DIRECTIVE: Search the records for the word "оплату" and report each line that has it.

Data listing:
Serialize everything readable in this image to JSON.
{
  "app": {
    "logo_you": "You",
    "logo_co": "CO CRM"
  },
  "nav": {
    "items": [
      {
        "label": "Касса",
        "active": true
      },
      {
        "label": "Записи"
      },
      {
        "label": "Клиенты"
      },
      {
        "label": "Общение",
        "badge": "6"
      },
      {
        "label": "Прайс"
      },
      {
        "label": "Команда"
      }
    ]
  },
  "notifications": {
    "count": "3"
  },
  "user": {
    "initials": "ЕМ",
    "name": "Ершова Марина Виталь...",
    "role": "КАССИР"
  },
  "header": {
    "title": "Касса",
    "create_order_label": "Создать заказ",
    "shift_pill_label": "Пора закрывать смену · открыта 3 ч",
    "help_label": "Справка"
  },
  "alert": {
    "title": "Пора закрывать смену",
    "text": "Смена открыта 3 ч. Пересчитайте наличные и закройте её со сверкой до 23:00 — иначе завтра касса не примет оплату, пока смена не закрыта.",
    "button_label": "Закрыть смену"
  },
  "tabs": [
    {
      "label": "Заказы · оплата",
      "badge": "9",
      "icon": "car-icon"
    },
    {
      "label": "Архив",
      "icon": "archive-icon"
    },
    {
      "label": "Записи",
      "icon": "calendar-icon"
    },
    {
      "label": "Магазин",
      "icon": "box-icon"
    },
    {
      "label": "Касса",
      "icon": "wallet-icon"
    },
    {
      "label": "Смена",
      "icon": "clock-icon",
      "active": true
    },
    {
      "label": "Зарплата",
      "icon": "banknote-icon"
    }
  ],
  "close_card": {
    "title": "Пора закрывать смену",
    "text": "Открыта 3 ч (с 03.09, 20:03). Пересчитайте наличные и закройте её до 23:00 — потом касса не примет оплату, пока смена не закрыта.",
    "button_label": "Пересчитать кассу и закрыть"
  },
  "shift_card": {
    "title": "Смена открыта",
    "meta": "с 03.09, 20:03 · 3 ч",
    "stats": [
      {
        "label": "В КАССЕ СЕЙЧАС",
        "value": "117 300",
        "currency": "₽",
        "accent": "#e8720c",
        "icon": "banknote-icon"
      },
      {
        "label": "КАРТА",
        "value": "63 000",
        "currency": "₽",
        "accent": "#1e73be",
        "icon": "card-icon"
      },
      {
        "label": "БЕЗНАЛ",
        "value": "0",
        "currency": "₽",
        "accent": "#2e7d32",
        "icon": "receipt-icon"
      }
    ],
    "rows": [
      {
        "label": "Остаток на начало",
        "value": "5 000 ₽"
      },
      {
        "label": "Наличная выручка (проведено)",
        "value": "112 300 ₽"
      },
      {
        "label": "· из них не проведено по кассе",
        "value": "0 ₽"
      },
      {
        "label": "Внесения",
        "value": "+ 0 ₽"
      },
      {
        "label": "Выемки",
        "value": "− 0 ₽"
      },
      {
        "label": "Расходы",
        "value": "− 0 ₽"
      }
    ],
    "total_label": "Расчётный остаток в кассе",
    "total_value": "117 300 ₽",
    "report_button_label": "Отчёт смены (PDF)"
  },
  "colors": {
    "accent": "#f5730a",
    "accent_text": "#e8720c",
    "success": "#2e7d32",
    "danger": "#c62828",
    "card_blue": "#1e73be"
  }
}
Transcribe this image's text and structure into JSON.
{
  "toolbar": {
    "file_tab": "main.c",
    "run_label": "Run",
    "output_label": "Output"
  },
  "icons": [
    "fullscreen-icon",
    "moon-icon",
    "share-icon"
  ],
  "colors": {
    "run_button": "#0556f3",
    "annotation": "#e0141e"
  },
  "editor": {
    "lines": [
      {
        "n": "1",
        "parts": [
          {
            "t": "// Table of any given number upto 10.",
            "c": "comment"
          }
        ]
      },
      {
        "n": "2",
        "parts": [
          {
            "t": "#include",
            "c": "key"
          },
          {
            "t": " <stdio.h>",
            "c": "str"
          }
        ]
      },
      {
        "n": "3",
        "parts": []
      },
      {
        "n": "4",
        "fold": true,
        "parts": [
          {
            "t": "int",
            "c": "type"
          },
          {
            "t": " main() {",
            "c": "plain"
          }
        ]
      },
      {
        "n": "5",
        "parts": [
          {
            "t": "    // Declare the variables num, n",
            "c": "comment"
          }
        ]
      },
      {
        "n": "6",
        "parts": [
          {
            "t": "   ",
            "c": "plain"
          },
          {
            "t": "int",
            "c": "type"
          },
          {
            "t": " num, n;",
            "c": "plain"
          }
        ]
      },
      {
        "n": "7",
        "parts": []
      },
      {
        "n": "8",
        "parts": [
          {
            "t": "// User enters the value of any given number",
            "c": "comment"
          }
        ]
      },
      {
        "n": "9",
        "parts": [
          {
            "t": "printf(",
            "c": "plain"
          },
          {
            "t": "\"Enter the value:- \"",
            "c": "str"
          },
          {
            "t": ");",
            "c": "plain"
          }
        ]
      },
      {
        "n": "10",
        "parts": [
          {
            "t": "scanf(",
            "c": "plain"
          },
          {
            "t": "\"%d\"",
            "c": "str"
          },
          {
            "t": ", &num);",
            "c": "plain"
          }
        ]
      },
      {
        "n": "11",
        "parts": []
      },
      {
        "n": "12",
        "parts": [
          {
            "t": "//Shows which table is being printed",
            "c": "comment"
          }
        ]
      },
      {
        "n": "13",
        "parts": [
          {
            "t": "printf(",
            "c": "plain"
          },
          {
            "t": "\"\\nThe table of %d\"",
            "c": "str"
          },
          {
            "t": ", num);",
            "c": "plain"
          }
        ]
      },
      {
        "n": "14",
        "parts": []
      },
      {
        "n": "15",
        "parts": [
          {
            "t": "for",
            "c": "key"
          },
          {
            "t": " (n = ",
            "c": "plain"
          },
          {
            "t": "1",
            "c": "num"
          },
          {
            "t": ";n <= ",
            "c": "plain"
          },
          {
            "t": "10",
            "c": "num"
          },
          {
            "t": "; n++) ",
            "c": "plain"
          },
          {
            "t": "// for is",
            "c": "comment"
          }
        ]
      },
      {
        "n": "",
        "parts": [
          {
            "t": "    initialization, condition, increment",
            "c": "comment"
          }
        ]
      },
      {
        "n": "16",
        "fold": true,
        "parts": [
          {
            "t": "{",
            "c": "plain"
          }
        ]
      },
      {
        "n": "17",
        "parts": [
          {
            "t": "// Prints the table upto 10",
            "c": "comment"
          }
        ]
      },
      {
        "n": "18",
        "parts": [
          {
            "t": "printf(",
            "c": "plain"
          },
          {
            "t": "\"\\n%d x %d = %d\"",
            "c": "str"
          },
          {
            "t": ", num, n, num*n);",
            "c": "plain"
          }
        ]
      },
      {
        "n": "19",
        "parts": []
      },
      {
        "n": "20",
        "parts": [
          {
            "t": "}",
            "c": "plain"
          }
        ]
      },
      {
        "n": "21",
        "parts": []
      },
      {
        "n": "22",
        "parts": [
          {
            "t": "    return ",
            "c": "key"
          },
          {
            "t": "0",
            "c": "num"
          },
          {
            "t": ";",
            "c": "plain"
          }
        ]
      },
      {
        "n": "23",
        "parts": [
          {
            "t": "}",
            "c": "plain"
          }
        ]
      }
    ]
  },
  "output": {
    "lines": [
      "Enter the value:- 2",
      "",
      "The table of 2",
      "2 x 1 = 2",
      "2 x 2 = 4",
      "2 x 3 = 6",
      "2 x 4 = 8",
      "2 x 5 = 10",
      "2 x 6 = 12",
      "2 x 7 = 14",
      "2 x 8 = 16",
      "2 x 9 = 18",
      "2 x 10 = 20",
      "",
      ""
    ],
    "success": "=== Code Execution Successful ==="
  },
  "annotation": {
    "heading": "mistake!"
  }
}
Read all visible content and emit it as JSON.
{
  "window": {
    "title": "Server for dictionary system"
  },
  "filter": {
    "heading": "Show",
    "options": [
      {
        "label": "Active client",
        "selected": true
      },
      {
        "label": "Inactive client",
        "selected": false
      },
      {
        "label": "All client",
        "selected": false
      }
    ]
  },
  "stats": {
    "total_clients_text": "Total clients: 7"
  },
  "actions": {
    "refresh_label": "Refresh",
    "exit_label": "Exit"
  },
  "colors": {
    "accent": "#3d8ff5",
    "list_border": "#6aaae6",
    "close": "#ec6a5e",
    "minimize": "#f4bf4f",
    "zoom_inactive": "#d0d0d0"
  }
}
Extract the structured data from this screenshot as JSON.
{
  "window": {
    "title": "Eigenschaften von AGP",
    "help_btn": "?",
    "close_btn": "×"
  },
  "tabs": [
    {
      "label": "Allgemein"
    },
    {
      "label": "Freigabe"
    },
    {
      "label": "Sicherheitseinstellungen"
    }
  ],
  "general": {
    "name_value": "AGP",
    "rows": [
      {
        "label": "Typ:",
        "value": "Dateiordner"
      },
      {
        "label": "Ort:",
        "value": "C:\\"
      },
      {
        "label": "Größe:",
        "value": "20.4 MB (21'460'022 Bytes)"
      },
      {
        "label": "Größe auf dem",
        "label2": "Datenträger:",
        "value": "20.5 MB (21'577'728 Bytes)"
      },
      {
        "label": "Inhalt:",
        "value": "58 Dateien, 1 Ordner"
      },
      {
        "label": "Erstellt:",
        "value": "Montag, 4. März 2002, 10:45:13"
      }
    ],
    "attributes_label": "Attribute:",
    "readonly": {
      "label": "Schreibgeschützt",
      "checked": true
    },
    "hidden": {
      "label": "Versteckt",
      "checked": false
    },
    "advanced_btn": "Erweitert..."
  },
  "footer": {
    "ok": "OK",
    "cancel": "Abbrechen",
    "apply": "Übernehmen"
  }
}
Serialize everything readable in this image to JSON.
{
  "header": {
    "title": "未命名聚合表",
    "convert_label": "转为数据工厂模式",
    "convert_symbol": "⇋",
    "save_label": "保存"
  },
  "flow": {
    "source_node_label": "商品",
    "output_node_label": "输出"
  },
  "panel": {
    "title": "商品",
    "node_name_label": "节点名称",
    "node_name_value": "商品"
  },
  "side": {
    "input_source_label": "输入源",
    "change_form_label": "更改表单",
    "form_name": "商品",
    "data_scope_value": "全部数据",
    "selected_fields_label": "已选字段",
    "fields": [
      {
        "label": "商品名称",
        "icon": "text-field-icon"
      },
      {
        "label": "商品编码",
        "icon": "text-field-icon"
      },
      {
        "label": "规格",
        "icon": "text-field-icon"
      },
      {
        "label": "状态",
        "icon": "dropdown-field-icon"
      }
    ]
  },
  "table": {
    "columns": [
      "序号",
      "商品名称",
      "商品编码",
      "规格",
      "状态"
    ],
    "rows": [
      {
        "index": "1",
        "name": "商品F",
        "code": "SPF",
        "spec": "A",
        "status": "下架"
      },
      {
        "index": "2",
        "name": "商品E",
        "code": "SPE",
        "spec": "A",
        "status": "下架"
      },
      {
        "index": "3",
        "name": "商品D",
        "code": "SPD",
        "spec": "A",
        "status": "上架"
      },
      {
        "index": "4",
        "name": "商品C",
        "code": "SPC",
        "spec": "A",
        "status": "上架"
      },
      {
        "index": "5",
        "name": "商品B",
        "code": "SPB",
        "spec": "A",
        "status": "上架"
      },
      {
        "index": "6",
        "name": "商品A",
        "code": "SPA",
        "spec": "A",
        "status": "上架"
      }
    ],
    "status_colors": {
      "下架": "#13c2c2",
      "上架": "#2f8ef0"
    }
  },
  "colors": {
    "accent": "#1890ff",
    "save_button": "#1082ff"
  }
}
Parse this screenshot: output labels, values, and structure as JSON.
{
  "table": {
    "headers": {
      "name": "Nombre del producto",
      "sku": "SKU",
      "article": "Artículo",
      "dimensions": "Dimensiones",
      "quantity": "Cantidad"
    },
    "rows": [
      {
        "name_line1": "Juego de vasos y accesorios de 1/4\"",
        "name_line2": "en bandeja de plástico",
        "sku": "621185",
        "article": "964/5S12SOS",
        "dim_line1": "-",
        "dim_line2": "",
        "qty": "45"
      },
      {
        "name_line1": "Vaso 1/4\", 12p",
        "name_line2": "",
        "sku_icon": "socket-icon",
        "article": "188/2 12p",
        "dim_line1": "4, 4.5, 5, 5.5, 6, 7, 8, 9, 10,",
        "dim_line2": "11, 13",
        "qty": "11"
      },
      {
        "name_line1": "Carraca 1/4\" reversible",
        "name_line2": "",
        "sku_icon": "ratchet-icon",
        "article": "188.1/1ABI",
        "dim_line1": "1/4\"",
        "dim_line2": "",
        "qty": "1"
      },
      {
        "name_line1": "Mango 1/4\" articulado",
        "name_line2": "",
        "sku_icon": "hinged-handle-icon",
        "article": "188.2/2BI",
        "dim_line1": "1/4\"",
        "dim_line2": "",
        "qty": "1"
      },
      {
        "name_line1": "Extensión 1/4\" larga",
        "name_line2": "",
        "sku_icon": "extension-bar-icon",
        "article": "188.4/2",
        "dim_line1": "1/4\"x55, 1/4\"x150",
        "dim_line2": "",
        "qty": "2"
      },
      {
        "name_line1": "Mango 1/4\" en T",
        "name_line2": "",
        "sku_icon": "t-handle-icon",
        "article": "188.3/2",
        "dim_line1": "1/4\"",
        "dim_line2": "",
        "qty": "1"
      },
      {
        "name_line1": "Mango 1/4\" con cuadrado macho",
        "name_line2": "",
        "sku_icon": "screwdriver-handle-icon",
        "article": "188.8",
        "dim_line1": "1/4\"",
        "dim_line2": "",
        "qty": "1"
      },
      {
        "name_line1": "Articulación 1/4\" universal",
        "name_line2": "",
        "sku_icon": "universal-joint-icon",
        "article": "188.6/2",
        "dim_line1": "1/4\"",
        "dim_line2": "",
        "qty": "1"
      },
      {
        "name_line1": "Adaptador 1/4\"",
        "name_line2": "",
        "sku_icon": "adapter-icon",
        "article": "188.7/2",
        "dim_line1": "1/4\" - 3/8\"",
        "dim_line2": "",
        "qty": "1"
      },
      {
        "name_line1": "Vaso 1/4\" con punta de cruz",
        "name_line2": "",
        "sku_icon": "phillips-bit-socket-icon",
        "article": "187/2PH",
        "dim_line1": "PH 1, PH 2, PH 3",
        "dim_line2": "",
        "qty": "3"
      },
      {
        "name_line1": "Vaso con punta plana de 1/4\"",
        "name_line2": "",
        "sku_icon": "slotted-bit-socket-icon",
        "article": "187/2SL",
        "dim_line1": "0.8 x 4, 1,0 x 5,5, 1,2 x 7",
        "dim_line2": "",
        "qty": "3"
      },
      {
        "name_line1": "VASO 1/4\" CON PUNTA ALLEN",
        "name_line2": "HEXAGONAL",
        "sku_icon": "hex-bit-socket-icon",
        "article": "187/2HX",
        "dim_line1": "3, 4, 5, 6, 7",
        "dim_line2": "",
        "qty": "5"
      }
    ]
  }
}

TASK RESPONSE:
    "text": "Смена открыта 3 ч. Пересчитайте наличные и закройте её со сверкой до 23:00 — иначе завтра касса не примет оплату, пока смена не закрыта.",
    "text": "Открыта 3 ч (с 03.09, 20:03). Пересчитайте наличные и закройте её до 23:00 — потом касса не примет оплату, пока смена не закрыта.",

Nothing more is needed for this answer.